──────── EXTRACTED MATERIAL ────────

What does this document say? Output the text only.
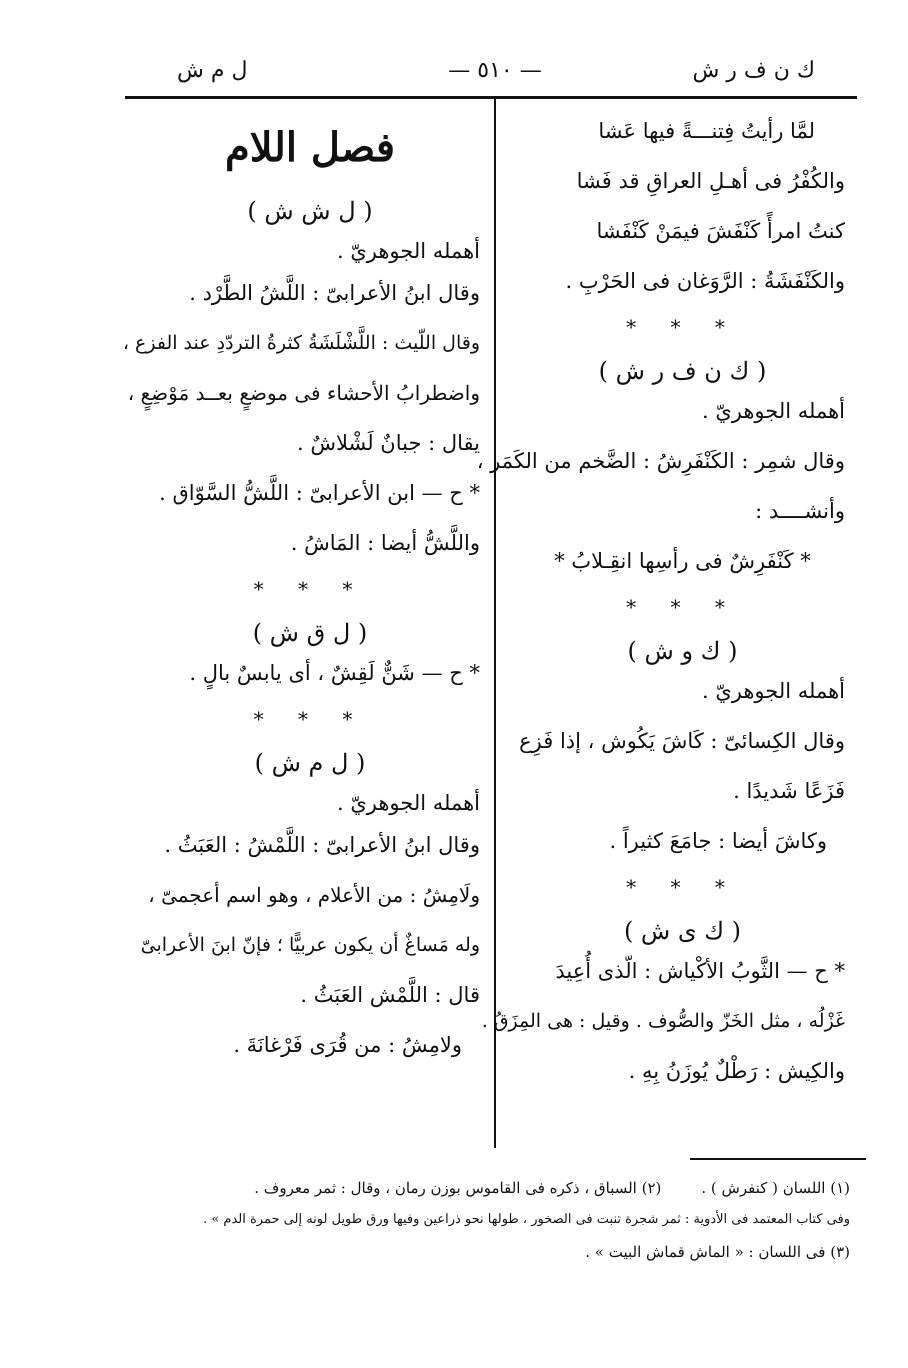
ك ن ف ر ش
— ٥١٠ —
ل م ش
لمَّا رأيتُ فِتنـــةً فيها عَشا
والكُفْرُ فى أهـلِ العراقِ قد فَشا
كنتُ امرأً كَنْفَشَ فيمَنْ كَنْفَشا
والكَنْفَشَةُ : الرَّوَغان فى الحَرْبِ .
* * *
( ك ن ف ر ش )
أهمله الجوهريّ .
وقال شمِر : الكَنْفَرِشُ : الضَّخم من الكَمَر ،
وأنشــــد :
* كَنْفَرِشٌ فى رأسِها انقِـلابُ *
* * *
( ك و ش )
أهمله الجوهريّ .
وقال الكِسائىّ : كَاشَ يَكُوش ، إذا فَزِع
فَزَعًا شَديدًا .
وكاشَ أيضا : جامَعَ كثيراً .
* * *
( ك ى ش )
* ح — الثَّوبُ الأكْياش : الّذى أُعِيدَ
غَزْلُه ، مثل الخَزّ والصُّوف . وقيل : هى المِزَقُ .
والكِيش : رَطْلٌ يُوزَنُ بِهِ .
فصل اللام
( ل ش ش )
أهمله الجوهريّ .
وقال ابنُ الأعرابىّ : اللَّشُ الطَّرْد .
وقال اللّيث : اللَّشْلَشَةُ كثرةُ التردّدِ عند الفزع ،
واضطرابُ الأحشاء فى موضعٍ بعــد مَوْضِعٍ ،
يقال : جبانٌ لَشْلاشٌ .
* ح — ابن الأعرابىّ : اللَّشُّ السَّوّاق .
واللَّشُّ أيضا : المَاشُ .
* * *
( ل ق ش )
* ح — شَنٌّ لَقِشٌ ، أى يابسٌ بالٍ .
* * *
( ل م ش )
أهمله الجوهريّ .
وقال ابنُ الأعرابىّ : اللَّمْشُ : العَبَثُ .
ولَامِشُ : من الأعلام ، وهو اسم أعجمىّ ،
وله مَساغٌ أن يكون عربيًّا ؛ فإنّ ابنَ الأعرابىّ
قال : اللَّمْش العَبَثُ .
ولامِشُ : من قُرَى فَرْغانَةَ .
(١) اللسان ( كنفرش ) .(٢) السباق ، ذكره فى القاموس بوزن رمان ، وقال : ثمر معروف .
وفى كتاب المعتمد فى الأدوية : ثمر شجرة تنبت فى الصخور ، طولها نحو ذراعين وفيها ورق طويل لونه إلى حمرة الدم » .
(٣) فى اللسان : « الماش قماش البيت » .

────────

Write out the records above exactly as they appear, leaving out any pictures.

◆ OUTPUT ◆
What does this document say? Output the text only.
ك ن ف ر ش
— ٥١٠ —
ل م ش
لمَّا رأيتُ فِتنـــةً فيها عَشا
والكُفْرُ فى أهـلِ العراقِ قد فَشا
كنتُ امرأً كَنْفَشَ فيمَنْ كَنْفَشا
والكَنْفَشَةُ : الرَّوَغان فى الحَرْبِ .
* * *
( ك ن ف ر ش )
أهمله الجوهريّ .
وقال شمِر : الكَنْفَرِشُ : الضَّخم من الكَمَر ،
وأنشــــد :
* كَنْفَرِشٌ فى رأسِها انقِـلابُ *
* * *
( ك و ش )
أهمله الجوهريّ .
وقال الكِسائىّ : كَاشَ يَكُوش ، إذا فَزِع
فَزَعًا شَديدًا .
وكاشَ أيضا : جامَعَ كثيراً .
* * *
( ك ى ش )
* ح — الثَّوبُ الأكْياش : الّذى أُعِيدَ
غَزْلُه ، مثل الخَزّ والصُّوف . وقيل : هى المِزَقُ .
والكِيش : رَطْلٌ يُوزَنُ بِهِ .
فصل اللام
( ل ش ش )
أهمله الجوهريّ .
وقال ابنُ الأعرابىّ : اللَّشُ الطَّرْد .
وقال اللّيث : اللَّشْلَشَةُ كثرةُ التردّدِ عند الفزع ،
واضطرابُ الأحشاء فى موضعٍ بعــد مَوْضِعٍ ،
يقال : جبانٌ لَشْلاشٌ .
* ح — ابن الأعرابىّ : اللَّشُّ السَّوّاق .
واللَّشُّ أيضا : المَاشُ .
* * *
( ل ق ش )
* ح — شَنٌّ لَقِشٌ ، أى يابسٌ بالٍ .
* * *
( ل م ش )
أهمله الجوهريّ .
وقال ابنُ الأعرابىّ : اللَّمْشُ : العَبَثُ .
ولَامِشُ : من الأعلام ، وهو اسم أعجمىّ ،
وله مَساغٌ أن يكون عربيًّا ؛ فإنّ ابنَ الأعرابىّ
قال : اللَّمْش العَبَثُ .
ولامِشُ : من قُرَى فَرْغانَةَ .
(١) اللسان ( كنفرش ) .(٢) السباق ، ذكره فى القاموس بوزن رمان ، وقال : ثمر معروف .
وفى كتاب المعتمد فى الأدوية : ثمر شجرة تنبت فى الصخور ، طولها نحو ذراعين وفيها ورق طويل لونه إلى حمرة الدم » .
(٣) فى اللسان : « الماش قماش البيت » .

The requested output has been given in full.